◆ **Exercise description**
Gather, from the data below, each line in which the word "Close" occurs.

◆ **Given entries**
* Start *

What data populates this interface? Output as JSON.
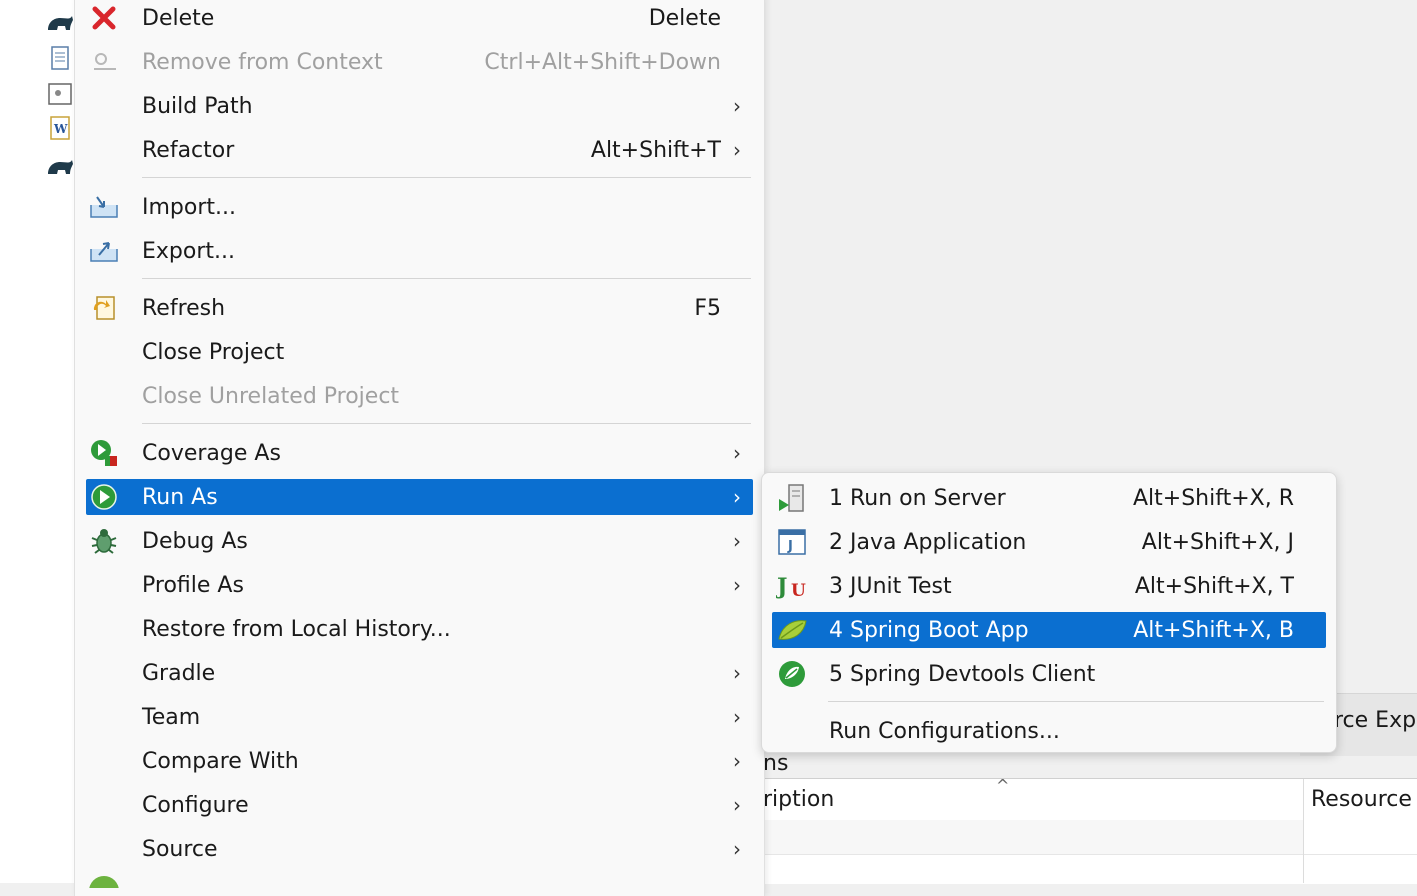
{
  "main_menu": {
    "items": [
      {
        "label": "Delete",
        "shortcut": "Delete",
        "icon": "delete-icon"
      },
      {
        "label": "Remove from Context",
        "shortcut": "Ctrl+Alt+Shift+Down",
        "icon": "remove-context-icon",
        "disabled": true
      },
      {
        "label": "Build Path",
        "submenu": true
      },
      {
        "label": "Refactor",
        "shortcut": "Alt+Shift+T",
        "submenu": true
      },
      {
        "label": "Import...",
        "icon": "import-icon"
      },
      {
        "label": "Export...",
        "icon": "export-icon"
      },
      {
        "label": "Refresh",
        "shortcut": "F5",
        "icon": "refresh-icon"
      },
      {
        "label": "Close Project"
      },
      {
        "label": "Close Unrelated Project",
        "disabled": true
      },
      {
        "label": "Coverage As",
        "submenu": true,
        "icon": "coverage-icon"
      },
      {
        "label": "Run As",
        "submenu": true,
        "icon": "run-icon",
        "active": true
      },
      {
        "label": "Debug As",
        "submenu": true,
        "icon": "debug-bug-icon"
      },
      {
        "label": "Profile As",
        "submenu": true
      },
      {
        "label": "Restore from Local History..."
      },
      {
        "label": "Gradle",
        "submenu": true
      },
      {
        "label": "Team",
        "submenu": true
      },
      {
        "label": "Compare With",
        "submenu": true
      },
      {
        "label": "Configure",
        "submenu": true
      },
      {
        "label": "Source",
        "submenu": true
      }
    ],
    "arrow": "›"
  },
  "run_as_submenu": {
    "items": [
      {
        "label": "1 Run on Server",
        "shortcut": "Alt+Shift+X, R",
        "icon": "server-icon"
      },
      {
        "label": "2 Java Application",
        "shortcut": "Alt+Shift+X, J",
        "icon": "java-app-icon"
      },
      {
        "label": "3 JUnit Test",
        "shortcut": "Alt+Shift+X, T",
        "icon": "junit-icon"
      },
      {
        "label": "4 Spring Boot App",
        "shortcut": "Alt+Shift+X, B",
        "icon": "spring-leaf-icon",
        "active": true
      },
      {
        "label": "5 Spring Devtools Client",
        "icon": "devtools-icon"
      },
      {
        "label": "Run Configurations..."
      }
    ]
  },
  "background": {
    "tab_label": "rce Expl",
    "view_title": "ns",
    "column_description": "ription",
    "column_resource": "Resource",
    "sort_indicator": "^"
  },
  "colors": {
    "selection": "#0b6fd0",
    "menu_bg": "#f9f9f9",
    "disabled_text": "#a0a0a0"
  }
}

* End *

◆ **Problem solution**
        "label": "Close Project"
        "label": "Close Unrelated Project",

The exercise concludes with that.